(Records from a dataset)
════

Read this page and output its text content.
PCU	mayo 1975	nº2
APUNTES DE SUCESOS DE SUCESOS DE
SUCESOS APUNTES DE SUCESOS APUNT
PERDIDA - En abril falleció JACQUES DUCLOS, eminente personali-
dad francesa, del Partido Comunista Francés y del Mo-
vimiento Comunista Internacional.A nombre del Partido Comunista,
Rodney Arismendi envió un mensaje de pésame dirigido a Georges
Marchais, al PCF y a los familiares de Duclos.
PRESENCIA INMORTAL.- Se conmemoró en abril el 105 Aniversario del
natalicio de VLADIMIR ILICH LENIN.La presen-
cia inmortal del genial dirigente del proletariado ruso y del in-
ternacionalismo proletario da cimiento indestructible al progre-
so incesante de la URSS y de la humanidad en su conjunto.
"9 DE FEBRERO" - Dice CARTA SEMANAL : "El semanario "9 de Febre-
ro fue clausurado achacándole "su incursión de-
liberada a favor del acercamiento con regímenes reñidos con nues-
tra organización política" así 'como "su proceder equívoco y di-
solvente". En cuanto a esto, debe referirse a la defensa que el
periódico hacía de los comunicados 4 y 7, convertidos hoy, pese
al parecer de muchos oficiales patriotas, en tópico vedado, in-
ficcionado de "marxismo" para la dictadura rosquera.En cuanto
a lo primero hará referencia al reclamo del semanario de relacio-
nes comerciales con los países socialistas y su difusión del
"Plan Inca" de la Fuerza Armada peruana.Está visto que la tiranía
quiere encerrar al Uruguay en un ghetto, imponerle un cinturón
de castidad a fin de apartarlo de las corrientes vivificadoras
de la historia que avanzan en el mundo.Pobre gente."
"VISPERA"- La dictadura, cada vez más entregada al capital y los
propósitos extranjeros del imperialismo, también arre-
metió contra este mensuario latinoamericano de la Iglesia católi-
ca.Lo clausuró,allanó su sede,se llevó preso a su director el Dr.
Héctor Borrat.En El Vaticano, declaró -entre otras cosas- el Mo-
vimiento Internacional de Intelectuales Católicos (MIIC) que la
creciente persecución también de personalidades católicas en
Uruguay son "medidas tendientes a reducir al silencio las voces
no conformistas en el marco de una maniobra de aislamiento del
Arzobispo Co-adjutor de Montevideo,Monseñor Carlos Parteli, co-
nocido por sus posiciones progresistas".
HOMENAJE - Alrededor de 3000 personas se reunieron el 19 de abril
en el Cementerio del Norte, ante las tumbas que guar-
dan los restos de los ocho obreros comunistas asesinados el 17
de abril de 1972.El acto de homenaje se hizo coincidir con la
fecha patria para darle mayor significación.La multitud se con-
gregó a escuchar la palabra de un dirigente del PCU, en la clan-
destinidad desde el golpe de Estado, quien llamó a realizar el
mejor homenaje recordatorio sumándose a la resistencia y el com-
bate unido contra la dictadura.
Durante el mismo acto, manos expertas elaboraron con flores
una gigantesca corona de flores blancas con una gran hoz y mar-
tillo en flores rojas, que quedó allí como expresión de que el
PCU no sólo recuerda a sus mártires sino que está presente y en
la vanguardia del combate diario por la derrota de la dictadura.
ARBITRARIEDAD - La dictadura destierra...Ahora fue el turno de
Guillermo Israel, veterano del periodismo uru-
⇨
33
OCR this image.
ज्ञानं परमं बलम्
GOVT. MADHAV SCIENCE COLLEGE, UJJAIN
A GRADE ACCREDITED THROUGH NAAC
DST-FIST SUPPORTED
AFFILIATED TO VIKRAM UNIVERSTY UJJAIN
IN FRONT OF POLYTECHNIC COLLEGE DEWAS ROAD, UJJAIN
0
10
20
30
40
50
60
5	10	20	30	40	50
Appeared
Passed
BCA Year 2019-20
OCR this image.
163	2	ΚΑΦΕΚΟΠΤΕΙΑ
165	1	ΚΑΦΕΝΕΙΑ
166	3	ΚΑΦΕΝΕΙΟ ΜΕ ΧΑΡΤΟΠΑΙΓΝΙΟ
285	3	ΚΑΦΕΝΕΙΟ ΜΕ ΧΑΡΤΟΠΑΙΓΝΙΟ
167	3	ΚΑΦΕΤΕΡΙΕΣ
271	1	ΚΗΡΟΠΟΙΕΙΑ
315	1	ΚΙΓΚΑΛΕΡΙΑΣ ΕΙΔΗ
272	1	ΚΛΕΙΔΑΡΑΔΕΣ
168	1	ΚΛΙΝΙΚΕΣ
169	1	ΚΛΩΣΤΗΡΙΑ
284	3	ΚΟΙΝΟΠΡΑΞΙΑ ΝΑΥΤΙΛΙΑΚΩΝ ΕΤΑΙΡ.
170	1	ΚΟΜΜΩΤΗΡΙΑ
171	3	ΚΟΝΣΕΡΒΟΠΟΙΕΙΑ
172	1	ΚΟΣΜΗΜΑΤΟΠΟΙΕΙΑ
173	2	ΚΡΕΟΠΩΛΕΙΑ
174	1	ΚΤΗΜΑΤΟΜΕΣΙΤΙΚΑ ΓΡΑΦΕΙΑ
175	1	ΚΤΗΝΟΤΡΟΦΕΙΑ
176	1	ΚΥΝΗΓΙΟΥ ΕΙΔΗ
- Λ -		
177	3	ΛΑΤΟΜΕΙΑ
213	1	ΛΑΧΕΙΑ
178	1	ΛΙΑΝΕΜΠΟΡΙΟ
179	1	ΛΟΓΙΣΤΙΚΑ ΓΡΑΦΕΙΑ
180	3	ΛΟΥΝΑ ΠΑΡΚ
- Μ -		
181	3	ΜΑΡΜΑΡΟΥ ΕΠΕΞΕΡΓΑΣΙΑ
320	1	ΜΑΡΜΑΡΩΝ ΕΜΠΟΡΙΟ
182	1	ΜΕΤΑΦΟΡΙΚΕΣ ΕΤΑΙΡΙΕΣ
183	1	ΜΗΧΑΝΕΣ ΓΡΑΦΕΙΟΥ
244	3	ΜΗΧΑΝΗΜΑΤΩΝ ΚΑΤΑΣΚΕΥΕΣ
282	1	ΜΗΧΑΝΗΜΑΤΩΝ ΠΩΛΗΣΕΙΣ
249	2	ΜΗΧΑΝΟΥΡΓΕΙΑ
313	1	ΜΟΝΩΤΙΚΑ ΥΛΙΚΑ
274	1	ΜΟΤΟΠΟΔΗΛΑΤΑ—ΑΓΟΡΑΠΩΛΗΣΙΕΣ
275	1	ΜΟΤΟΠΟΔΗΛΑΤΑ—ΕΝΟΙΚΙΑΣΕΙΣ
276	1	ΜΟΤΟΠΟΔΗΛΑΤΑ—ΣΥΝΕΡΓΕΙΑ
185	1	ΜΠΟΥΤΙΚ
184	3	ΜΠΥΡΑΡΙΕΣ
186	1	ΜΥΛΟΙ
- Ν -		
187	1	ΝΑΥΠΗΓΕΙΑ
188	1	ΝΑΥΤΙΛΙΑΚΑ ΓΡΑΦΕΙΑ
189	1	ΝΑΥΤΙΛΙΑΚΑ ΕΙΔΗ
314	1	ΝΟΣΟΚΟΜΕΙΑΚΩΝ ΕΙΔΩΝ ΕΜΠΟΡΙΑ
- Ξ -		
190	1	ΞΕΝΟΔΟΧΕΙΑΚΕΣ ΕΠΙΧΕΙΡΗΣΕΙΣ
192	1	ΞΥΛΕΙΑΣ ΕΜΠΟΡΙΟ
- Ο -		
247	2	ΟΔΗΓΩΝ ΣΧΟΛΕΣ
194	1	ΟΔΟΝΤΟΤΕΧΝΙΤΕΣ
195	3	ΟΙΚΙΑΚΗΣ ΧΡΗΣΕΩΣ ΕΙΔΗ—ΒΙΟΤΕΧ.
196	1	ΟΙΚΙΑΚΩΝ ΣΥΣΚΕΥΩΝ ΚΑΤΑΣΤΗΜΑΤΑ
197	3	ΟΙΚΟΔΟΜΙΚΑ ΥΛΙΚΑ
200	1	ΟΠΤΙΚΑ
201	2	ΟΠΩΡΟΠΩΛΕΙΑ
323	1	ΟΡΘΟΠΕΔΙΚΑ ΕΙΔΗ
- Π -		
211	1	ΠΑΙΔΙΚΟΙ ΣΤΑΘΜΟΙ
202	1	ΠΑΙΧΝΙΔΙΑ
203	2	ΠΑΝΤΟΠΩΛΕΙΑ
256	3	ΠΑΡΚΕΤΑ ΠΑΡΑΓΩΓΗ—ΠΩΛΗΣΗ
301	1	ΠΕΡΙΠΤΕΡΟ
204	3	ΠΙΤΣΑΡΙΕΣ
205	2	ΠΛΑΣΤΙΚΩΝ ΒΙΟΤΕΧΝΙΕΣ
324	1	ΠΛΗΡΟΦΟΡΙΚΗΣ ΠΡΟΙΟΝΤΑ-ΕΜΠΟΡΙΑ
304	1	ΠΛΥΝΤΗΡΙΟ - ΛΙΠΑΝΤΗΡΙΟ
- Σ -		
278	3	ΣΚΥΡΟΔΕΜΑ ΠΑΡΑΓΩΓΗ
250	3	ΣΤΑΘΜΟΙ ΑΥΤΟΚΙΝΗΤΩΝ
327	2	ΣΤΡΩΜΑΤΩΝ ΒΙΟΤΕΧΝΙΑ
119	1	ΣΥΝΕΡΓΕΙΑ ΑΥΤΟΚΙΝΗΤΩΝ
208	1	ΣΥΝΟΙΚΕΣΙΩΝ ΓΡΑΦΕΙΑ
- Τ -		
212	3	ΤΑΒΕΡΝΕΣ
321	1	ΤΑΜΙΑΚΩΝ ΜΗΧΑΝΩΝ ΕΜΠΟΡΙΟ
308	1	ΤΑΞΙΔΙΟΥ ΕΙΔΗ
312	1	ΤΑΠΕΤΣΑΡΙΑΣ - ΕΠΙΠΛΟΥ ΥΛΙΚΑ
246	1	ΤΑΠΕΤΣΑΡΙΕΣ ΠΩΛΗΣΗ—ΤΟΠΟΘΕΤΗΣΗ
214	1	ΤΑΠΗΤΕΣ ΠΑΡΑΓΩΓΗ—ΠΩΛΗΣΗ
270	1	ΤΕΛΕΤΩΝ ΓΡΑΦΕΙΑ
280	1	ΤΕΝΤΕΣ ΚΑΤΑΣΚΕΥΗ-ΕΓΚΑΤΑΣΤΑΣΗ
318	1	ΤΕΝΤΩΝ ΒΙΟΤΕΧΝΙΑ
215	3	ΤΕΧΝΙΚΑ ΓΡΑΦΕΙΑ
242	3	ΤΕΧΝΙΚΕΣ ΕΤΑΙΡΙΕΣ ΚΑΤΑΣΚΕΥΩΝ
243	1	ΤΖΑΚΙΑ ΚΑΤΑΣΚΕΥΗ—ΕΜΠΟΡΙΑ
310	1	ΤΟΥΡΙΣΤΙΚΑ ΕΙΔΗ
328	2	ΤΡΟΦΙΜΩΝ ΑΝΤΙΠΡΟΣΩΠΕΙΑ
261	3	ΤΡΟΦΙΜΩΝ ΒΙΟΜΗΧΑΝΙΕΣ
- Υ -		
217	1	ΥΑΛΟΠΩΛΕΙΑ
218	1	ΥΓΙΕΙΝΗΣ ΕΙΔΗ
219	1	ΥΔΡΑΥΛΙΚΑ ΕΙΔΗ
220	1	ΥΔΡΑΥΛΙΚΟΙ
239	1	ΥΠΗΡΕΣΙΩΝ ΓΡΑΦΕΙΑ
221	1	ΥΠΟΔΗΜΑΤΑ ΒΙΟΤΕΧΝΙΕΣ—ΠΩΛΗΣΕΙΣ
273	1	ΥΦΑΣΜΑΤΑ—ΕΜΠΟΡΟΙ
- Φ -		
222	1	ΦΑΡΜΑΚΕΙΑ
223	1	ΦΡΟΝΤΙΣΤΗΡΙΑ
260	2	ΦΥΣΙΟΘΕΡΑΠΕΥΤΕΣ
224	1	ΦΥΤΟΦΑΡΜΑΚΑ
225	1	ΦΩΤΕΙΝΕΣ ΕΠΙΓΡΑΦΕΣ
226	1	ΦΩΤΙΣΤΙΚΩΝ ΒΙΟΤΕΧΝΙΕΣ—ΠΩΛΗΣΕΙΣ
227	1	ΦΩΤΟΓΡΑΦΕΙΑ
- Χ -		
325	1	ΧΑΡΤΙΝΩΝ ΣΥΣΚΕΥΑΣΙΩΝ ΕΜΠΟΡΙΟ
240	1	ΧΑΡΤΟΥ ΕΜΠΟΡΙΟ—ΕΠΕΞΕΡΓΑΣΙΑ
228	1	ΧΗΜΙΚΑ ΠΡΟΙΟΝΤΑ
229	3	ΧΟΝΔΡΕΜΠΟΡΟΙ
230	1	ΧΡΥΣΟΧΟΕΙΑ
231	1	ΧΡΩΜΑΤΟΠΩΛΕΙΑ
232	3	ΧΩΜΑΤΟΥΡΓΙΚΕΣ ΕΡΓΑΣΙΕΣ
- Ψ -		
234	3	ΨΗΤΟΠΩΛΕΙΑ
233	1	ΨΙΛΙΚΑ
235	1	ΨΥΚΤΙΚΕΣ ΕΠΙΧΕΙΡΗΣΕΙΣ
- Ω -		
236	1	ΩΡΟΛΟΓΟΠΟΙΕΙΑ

════

Of the lines in the material, how many contain the word "semanario"? Reply with the number and nothing else.

OUTPUT BELOW:
2